======== Data entries ========
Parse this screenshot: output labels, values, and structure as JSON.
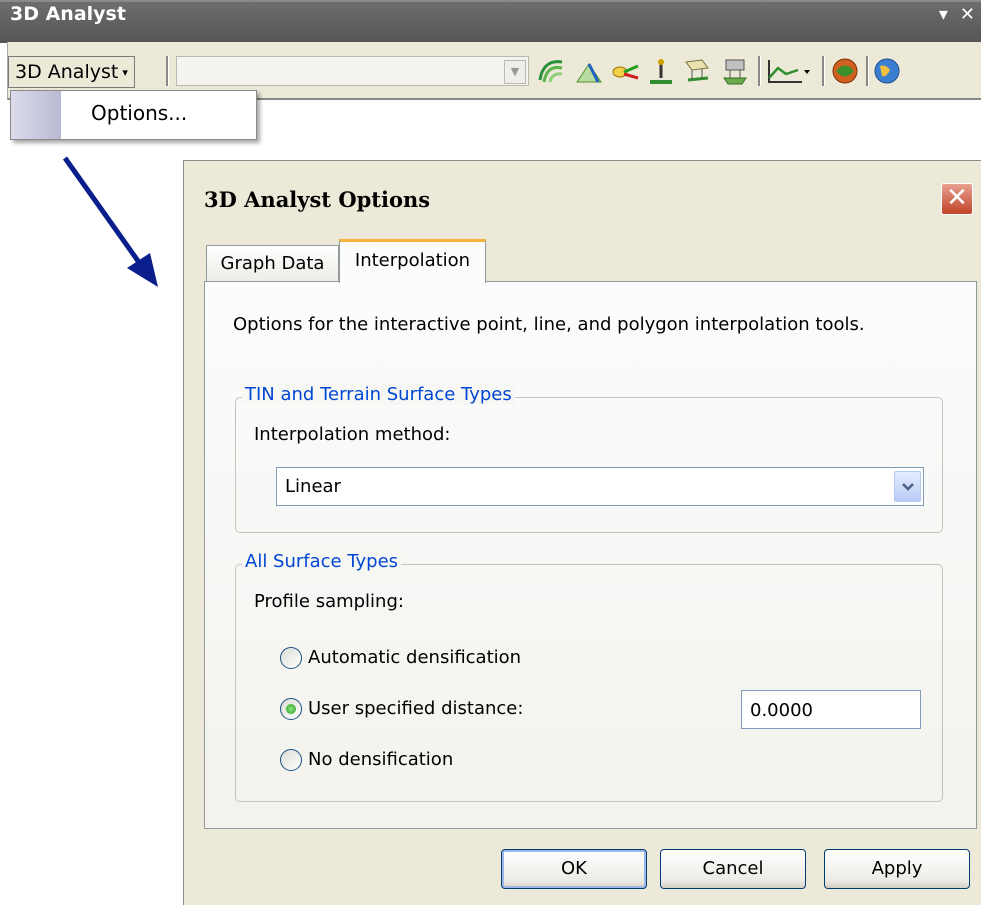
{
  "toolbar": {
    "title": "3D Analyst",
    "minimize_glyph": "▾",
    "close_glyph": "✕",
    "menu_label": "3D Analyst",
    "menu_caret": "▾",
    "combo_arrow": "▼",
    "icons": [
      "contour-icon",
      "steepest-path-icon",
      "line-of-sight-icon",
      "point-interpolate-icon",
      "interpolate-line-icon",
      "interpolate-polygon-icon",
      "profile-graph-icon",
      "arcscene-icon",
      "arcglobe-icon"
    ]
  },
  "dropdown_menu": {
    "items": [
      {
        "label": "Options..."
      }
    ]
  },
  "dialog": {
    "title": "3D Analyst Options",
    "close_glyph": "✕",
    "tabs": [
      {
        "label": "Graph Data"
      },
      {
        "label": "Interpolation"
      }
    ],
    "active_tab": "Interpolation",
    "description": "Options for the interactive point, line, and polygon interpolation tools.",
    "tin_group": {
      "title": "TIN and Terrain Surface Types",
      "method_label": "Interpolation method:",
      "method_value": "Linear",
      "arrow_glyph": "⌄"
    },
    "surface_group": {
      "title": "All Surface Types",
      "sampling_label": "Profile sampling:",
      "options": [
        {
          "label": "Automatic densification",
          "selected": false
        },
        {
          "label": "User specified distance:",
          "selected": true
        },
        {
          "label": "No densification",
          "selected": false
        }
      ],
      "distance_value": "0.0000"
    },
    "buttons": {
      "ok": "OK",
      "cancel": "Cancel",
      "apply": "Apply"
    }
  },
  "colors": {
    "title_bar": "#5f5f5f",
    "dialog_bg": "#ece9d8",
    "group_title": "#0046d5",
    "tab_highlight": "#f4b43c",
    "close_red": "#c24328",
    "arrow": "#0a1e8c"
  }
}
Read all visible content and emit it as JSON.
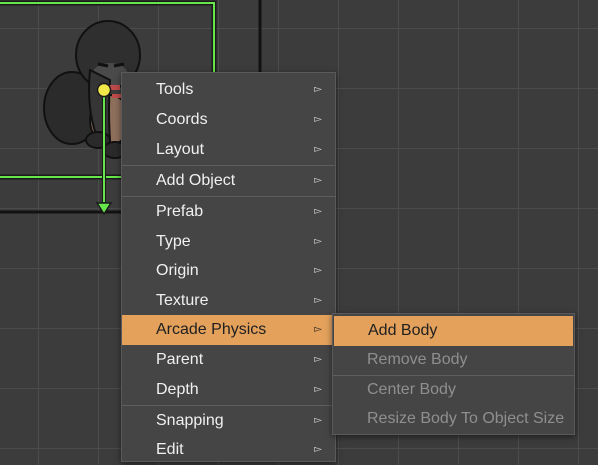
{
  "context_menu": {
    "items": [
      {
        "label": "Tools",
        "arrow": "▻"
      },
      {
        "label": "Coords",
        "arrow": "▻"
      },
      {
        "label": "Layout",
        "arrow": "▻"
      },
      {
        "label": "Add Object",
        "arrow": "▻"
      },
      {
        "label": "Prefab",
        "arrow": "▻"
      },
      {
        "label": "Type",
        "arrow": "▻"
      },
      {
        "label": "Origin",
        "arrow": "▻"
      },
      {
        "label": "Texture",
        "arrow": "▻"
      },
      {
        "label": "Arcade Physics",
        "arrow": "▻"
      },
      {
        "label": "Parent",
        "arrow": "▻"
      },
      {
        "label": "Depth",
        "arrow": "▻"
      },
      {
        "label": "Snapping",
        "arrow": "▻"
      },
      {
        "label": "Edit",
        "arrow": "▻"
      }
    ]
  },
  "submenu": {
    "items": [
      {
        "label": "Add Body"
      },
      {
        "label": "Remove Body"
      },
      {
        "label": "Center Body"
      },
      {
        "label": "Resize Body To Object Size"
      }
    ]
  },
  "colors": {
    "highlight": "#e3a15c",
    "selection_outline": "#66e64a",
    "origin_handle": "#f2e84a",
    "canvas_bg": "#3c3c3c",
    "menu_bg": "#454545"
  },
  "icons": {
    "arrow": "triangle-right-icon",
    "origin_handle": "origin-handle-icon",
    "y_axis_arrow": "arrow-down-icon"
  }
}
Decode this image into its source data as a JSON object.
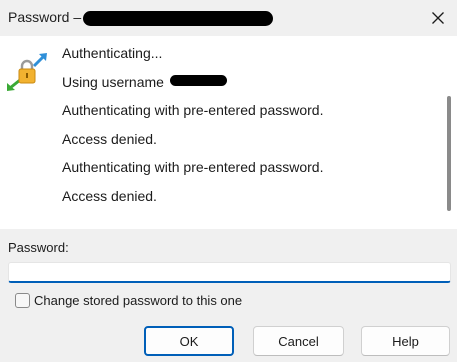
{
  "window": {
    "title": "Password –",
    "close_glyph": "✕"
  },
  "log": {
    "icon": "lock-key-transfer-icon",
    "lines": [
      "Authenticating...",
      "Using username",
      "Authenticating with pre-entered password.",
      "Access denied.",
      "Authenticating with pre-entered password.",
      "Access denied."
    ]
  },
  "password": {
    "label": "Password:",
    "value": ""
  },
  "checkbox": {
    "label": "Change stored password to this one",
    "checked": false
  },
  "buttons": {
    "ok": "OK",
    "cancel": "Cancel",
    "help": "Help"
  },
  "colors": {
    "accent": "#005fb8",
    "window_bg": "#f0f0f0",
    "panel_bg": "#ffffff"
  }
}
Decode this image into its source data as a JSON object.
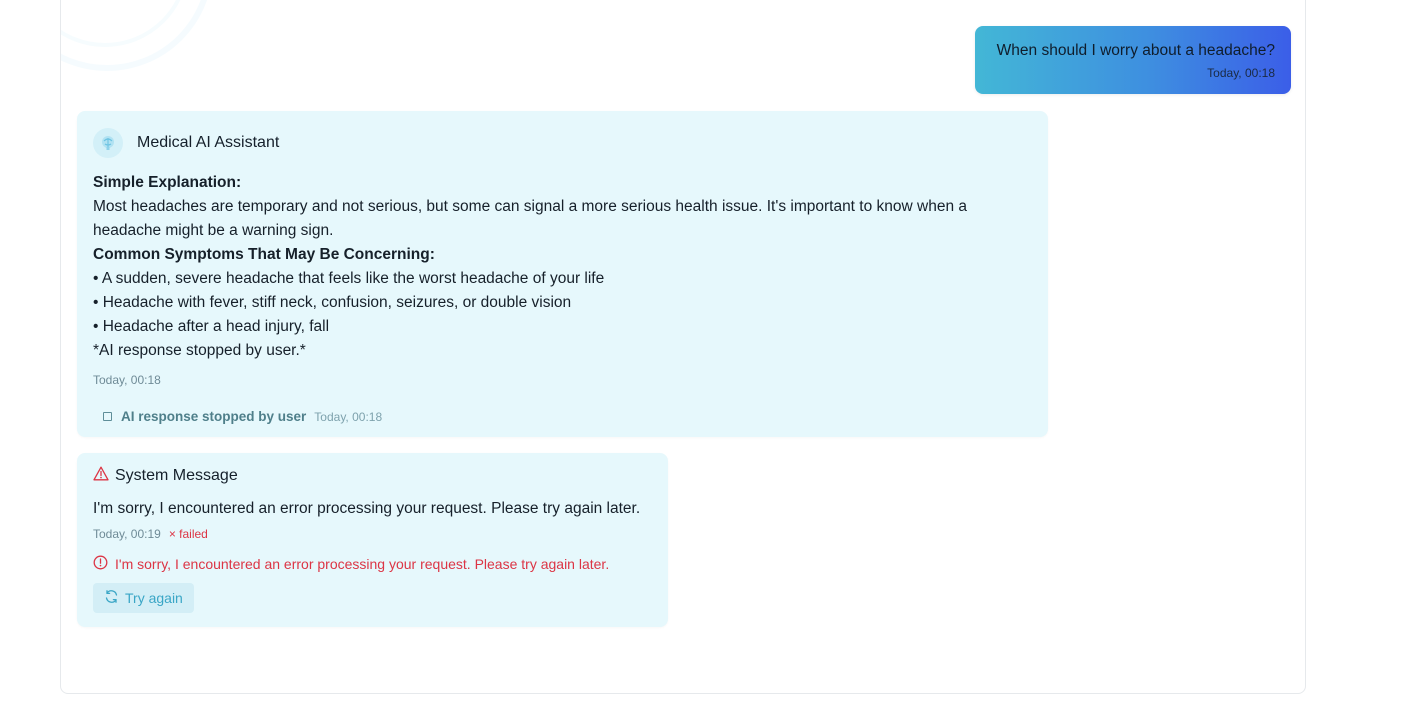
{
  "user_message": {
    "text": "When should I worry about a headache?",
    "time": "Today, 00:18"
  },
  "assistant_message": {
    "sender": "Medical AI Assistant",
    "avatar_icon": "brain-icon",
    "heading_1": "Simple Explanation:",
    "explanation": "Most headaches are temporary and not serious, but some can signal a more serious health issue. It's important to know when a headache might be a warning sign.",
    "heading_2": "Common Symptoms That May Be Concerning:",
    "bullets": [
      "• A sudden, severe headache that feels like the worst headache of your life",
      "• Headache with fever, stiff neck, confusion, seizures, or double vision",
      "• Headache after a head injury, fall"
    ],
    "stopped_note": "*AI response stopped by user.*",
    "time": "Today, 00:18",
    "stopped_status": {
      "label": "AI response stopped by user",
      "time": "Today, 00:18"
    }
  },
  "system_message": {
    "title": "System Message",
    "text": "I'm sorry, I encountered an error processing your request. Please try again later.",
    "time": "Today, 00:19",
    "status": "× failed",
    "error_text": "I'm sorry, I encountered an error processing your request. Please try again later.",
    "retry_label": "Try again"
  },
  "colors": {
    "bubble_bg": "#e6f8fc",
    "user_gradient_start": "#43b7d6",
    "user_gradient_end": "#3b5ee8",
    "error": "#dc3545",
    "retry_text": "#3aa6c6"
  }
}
========
● **Task requirements**:
Output the full set of records above without changing a word, and drop the images.

● **Response**:
Parse this screenshot: output labels, values, and structure as JSON.
{
  "toolbar": {
    "title": "3D Analyst",
    "minimize_glyph": "▾",
    "close_glyph": "✕",
    "menu_label": "3D Analyst",
    "menu_caret": "▾",
    "combo_arrow": "▼",
    "icons": [
      "contour-icon",
      "steepest-path-icon",
      "line-of-sight-icon",
      "point-interpolate-icon",
      "interpolate-line-icon",
      "interpolate-polygon-icon",
      "profile-graph-icon",
      "arcscene-icon",
      "arcglobe-icon"
    ]
  },
  "dropdown_menu": {
    "items": [
      {
        "label": "Options..."
      }
    ]
  },
  "dialog": {
    "title": "3D Analyst Options",
    "close_glyph": "✕",
    "tabs": [
      {
        "label": "Graph Data"
      },
      {
        "label": "Interpolation"
      }
    ],
    "active_tab": "Interpolation",
    "description": "Options for the interactive point, line, and polygon interpolation tools.",
    "tin_group": {
      "title": "TIN and Terrain Surface Types",
      "method_label": "Interpolation method:",
      "method_value": "Linear",
      "arrow_glyph": "⌄"
    },
    "surface_group": {
      "title": "All Surface Types",
      "sampling_label": "Profile sampling:",
      "options": [
        {
          "label": "Automatic densification",
          "selected": false
        },
        {
          "label": "User specified distance:",
          "selected": true
        },
        {
          "label": "No densification",
          "selected": false
        }
      ],
      "distance_value": "0.0000"
    },
    "buttons": {
      "ok": "OK",
      "cancel": "Cancel",
      "apply": "Apply"
    }
  },
  "colors": {
    "title_bar": "#5f5f5f",
    "dialog_bg": "#ece9d8",
    "group_title": "#0046d5",
    "tab_highlight": "#f4b43c",
    "close_red": "#c24328",
    "arrow": "#0a1e8c"
  }
}
Read all visible content and emit it as JSON.
{
  "context_menu": {
    "items": [
      {
        "label": "Tools",
        "arrow": "▻"
      },
      {
        "label": "Coords",
        "arrow": "▻"
      },
      {
        "label": "Layout",
        "arrow": "▻"
      },
      {
        "label": "Add Object",
        "arrow": "▻"
      },
      {
        "label": "Prefab",
        "arrow": "▻"
      },
      {
        "label": "Type",
        "arrow": "▻"
      },
      {
        "label": "Origin",
        "arrow": "▻"
      },
      {
        "label": "Texture",
        "arrow": "▻"
      },
      {
        "label": "Arcade Physics",
        "arrow": "▻"
      },
      {
        "label": "Parent",
        "arrow": "▻"
      },
      {
        "label": "Depth",
        "arrow": "▻"
      },
      {
        "label": "Snapping",
        "arrow": "▻"
      },
      {
        "label": "Edit",
        "arrow": "▻"
      }
    ]
  },
  "submenu": {
    "items": [
      {
        "label": "Add Body"
      },
      {
        "label": "Remove Body"
      },
      {
        "label": "Center Body"
      },
      {
        "label": "Resize Body To Object Size"
      }
    ]
  },
  "colors": {
    "highlight": "#e3a15c",
    "selection_outline": "#66e64a",
    "origin_handle": "#f2e84a",
    "canvas_bg": "#3c3c3c",
    "menu_bg": "#454545"
  },
  "icons": {
    "arrow": "triangle-right-icon",
    "origin_handle": "origin-handle-icon",
    "y_axis_arrow": "arrow-down-icon"
  }
}
Decode this image into its source data as a JSON object.
{
  "window": {
    "title": "Password –",
    "close_glyph": "✕"
  },
  "log": {
    "icon": "lock-key-transfer-icon",
    "lines": [
      "Authenticating...",
      "Using username",
      "Authenticating with pre-entered password.",
      "Access denied.",
      "Authenticating with pre-entered password.",
      "Access denied."
    ]
  },
  "password": {
    "label": "Password:",
    "value": ""
  },
  "checkbox": {
    "label": "Change stored password to this one",
    "checked": false
  },
  "buttons": {
    "ok": "OK",
    "cancel": "Cancel",
    "help": "Help"
  },
  "colors": {
    "accent": "#005fb8",
    "window_bg": "#f0f0f0",
    "panel_bg": "#ffffff"
  }
}
Decode this image into its source data as a JSON object.
{
  "user_message": {
    "text": "When should I worry about a headache?",
    "time": "Today, 00:18"
  },
  "assistant_message": {
    "sender": "Medical AI Assistant",
    "avatar_icon": "brain-icon",
    "heading_1": "Simple Explanation:",
    "explanation": "Most headaches are temporary and not serious, but some can signal a more serious health issue. It's important to know when a headache might be a warning sign.",
    "heading_2": "Common Symptoms That May Be Concerning:",
    "bullets": [
      "• A sudden, severe headache that feels like the worst headache of your life",
      "• Headache with fever, stiff neck, confusion, seizures, or double vision",
      "• Headache after a head injury, fall"
    ],
    "stopped_note": "*AI response stopped by user.*",
    "time": "Today, 00:18",
    "stopped_status": {
      "label": "AI response stopped by user",
      "time": "Today, 00:18"
    }
  },
  "system_message": {
    "title": "System Message",
    "text": "I'm sorry, I encountered an error processing your request. Please try again later.",
    "time": "Today, 00:19",
    "status": "× failed",
    "error_text": "I'm sorry, I encountered an error processing your request. Please try again later.",
    "retry_label": "Try again"
  },
  "colors": {
    "bubble_bg": "#e6f8fc",
    "user_gradient_start": "#43b7d6",
    "user_gradient_end": "#3b5ee8",
    "error": "#dc3545",
    "retry_text": "#3aa6c6"
  }
}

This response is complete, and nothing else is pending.